▶ [Text provided]
● ● ●
Approved by the Parliament of Canada in 1984 as the Western Arctic Claims Settlement Act, the IFA takes precedence over other acts inconsistent with it. This Act is also protected under the Canadian Constitution in that it cannot be changed by Parliament without approval of the Inuvialuit.

The IFA provided financial compensation and ownership of 91,000 square kilometres (35,000 square miles) of land including 13,000 square kilometres (5,000 square miles) with subsurface rights to oil, gas and minerals.


Gwich’in Comprehensive Land Claim Agreement (NWT/Yukon, Final Agreement)
Approved 1992
http://www.gwichin.nt.ca/landClaimAgreement.htm

Under the Gwich’in Comprehensive Land Claim Agreement, the Gwich’in Tribal Council (GTC) was granted ownership of 16,264 square kilometres of land in parcels located throughout the Gwich’in Settlement Area and the Yukon. The GTC is responsible for administering these lands and managing the resources connected with them for the benefit of all Gwich’in beneficiaries. This means balancing the need to conserve natural resources with development that can provide the basis for future economic growth and independence.


Umbrella Final Agreement (Yukon)
Approved 1993
http://www.cyfn.ca/ouragreementsufa?noCache=826%3B1105787378

The Umbrella Final Agreement (UFA) is an overall 'umbrella' agreement of the Yukon Land Claims package and provides for the general agreement made by the three parties (Government of Canada, Yukon Territory, Council for Yukon Indians) in a number of areas. While the agreement is not a legal document, it represents a 'political' agreement made between the three parties. The Umbrella Final Agreement contains several main topics from which all of the remaining topics flow. These include land, compensation moneys, self-government, and the establishment of boards and committees and tribunals to ensure the joint management of a number of specific areas.

While the Umbrella Final Agreement provides a framework within which each of the 14 Yukon First Nations conclude a final claim settlement agreement, all UFA provisions are a part of each First Nation Final Agreement (FNFA). The Final Agreements contain all of the text of the Umbrella Final Agreement with the addition of specific provisions which apply to the individual First Nation.


Sahtú Dene Metis Comprehensive Land Claim Agreement (NWT, Final Agreement)
● ● ●
▶ [Extracted entries]
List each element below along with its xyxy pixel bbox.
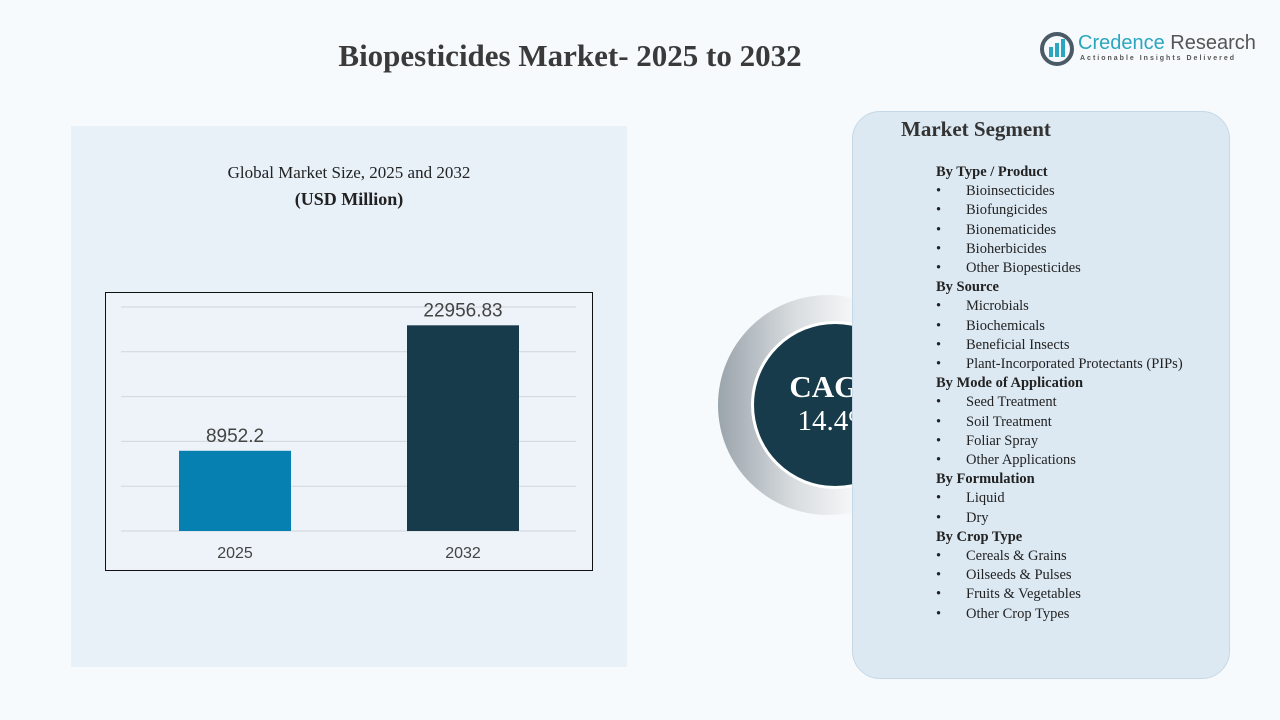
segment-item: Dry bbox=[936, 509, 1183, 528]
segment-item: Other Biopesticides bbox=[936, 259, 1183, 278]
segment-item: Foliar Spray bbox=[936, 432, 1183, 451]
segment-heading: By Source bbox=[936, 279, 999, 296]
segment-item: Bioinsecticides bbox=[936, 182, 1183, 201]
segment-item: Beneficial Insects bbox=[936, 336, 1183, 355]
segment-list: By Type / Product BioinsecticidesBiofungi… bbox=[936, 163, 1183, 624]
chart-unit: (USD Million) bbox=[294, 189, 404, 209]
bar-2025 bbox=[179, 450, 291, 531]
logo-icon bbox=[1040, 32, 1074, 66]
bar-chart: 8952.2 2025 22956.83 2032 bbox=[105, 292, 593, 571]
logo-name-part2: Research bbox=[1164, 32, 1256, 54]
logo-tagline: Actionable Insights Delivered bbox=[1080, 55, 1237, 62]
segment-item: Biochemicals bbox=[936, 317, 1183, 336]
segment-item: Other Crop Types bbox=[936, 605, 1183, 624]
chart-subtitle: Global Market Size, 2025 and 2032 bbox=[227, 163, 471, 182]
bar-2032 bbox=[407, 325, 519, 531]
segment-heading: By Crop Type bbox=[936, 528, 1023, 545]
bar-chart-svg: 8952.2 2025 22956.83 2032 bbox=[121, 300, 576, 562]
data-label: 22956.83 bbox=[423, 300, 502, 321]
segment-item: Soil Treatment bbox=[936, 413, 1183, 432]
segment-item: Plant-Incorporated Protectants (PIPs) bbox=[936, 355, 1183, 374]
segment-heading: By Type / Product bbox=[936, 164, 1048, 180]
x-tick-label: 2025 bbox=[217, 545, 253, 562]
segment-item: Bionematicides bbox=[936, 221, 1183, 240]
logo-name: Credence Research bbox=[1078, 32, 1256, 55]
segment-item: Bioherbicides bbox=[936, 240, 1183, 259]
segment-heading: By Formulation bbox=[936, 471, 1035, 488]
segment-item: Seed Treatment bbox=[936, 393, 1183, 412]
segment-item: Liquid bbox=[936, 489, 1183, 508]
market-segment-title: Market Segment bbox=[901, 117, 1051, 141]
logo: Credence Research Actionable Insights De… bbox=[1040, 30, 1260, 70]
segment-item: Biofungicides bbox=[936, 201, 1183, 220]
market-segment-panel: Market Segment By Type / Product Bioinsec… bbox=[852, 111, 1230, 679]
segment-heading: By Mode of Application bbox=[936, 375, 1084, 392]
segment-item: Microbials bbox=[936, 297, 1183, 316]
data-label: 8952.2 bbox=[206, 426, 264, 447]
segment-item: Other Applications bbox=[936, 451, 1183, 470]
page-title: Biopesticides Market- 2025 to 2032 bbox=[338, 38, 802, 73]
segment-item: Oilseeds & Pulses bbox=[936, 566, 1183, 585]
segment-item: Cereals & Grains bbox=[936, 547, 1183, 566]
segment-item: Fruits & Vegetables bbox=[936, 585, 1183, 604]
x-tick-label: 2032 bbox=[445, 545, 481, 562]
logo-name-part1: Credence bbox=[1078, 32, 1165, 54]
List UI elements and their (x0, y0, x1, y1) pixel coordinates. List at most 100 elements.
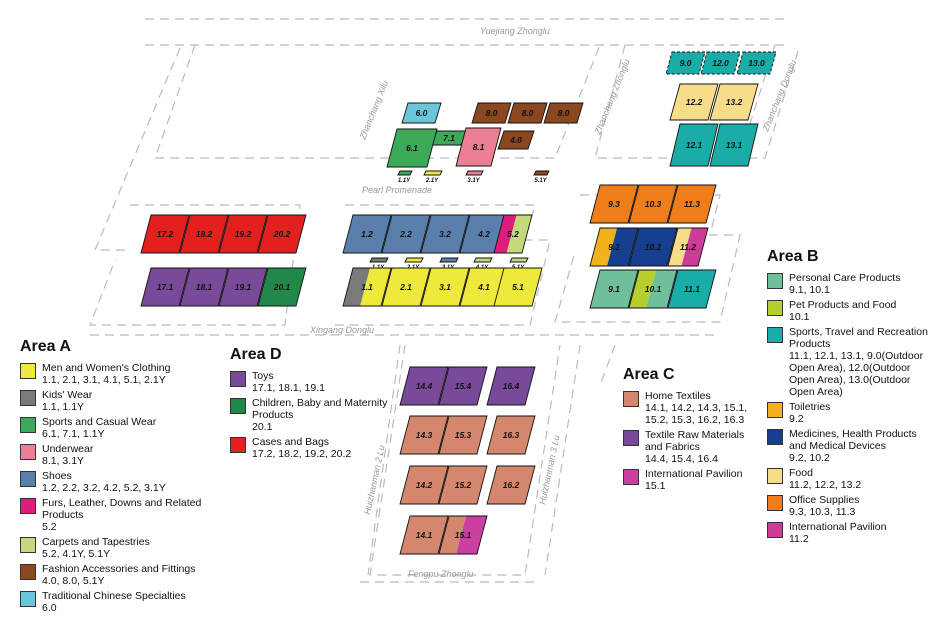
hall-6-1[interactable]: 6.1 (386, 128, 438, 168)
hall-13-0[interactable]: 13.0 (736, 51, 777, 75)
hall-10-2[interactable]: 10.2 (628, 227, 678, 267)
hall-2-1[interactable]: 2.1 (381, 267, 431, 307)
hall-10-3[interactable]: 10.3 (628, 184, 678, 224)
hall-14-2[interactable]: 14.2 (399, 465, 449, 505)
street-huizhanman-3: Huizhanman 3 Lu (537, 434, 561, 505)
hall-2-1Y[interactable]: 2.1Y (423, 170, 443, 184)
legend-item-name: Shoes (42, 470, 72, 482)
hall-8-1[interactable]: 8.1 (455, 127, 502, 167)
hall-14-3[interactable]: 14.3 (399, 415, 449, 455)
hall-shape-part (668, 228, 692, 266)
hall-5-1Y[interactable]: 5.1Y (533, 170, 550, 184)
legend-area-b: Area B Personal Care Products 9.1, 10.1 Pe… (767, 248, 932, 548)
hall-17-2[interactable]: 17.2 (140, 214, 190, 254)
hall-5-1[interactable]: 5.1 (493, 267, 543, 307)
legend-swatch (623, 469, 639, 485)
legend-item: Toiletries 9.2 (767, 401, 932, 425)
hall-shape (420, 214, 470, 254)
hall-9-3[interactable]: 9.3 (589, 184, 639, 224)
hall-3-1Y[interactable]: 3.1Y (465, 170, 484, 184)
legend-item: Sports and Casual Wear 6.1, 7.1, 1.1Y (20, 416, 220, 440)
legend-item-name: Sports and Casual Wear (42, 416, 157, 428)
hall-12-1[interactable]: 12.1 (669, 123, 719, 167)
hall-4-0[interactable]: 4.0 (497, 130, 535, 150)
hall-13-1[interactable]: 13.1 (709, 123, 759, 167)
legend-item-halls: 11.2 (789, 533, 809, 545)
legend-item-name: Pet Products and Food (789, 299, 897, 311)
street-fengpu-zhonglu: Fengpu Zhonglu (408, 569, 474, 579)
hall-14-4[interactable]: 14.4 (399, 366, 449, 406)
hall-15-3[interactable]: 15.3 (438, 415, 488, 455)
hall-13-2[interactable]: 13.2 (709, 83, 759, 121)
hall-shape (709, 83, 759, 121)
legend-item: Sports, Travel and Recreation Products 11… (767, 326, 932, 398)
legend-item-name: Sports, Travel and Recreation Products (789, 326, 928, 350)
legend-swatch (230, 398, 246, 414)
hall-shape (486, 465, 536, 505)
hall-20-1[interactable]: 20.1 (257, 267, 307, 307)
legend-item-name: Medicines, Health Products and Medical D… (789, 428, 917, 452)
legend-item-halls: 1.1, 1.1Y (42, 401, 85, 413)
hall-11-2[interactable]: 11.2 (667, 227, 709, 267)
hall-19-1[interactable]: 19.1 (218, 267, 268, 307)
● ● ●
▶ [Required actions]
**A)** From the text on Canadian land claim agreements, extract the passage from "Gwich’in Comprehensive Land Claim Agreement (NWT/Yukon, Final" up to and including "Final Agreement (Yukon)".
**B)** Write what comes next in the text on Canadian land claim agreements, picking up after its final line.

▶ [Outputs in order]
**A)**
Gwich’in Comprehensive Land Claim Agreement (NWT/Yukon, Final Agreement)
Approved 1992
http://www.gwichin.nt.ca/landClaimAgreement.htm

Under the Gwich’in Comprehensive Land Claim Agreement, the Gwich’in Tribal Council (GTC) was granted ownership of 16,264 square kilometres of land in parcels located throughout the Gwich’in Settlement Area and the Yukon. The GTC is responsible for administering these lands and managing the resources connected with them for the benefit of all Gwich’in beneficiaries. This means balancing the need to conserve natural resources with development that can provide the basis for future economic growth and independence.


Umbrella Final Agreement (Yukon)

**B)**
Approved 1993
http://www.sahtu.ca/sahtulc.html
http://www.sahtu.ca/pdf/sahtulc/readmore-slc.pdf

The agreement provides the Sahtú Dene and Metis with title to 41,437 sq. km of land in the Northwest Territories. Subsurface rights are included on 1,813 square kilometres of this land. In addition, the Sahtú Dene and Metis will, over a 15 year period, receive financial payments of $75 million (in 1990 Canadian dollars) and share the resource royalties paid to governments each year in the Mackenzie Valley.


Nunavut Final Agreement
Approved 1993
http://www.tunngavik.com/site-eng/nlca/nlca.htm
http://www.tunngavik.com/site-eng/engmain.html

The Nunavut Final Land Claims Agreement provides title to ca. 375,000 sq. km of Canada's land mass, equal representation of Inuit on wildlife management, resource management and environmental boards, the right to harvest wildlife from lands and waters throughout the Nunavut settlement area, capital transfer payments of 1.15 billion over 14 years, a $13 million Training Trust Fund, and a share of Federal Government royalties from oil, gas and mineral development on Crown lands. Where Inuit own surface title to the land, the agreement guarantees the right to negotiate with industry for economic and social benefits from non-renewable resource development, the right of first refusal on sport and commercial development of renewable resources in the Nunavut Settlement Area, the creation of three new federally funded national parks, the inclusion of the new Territory of Nunavut and through this a form of self-government for the Nunavut Inuit.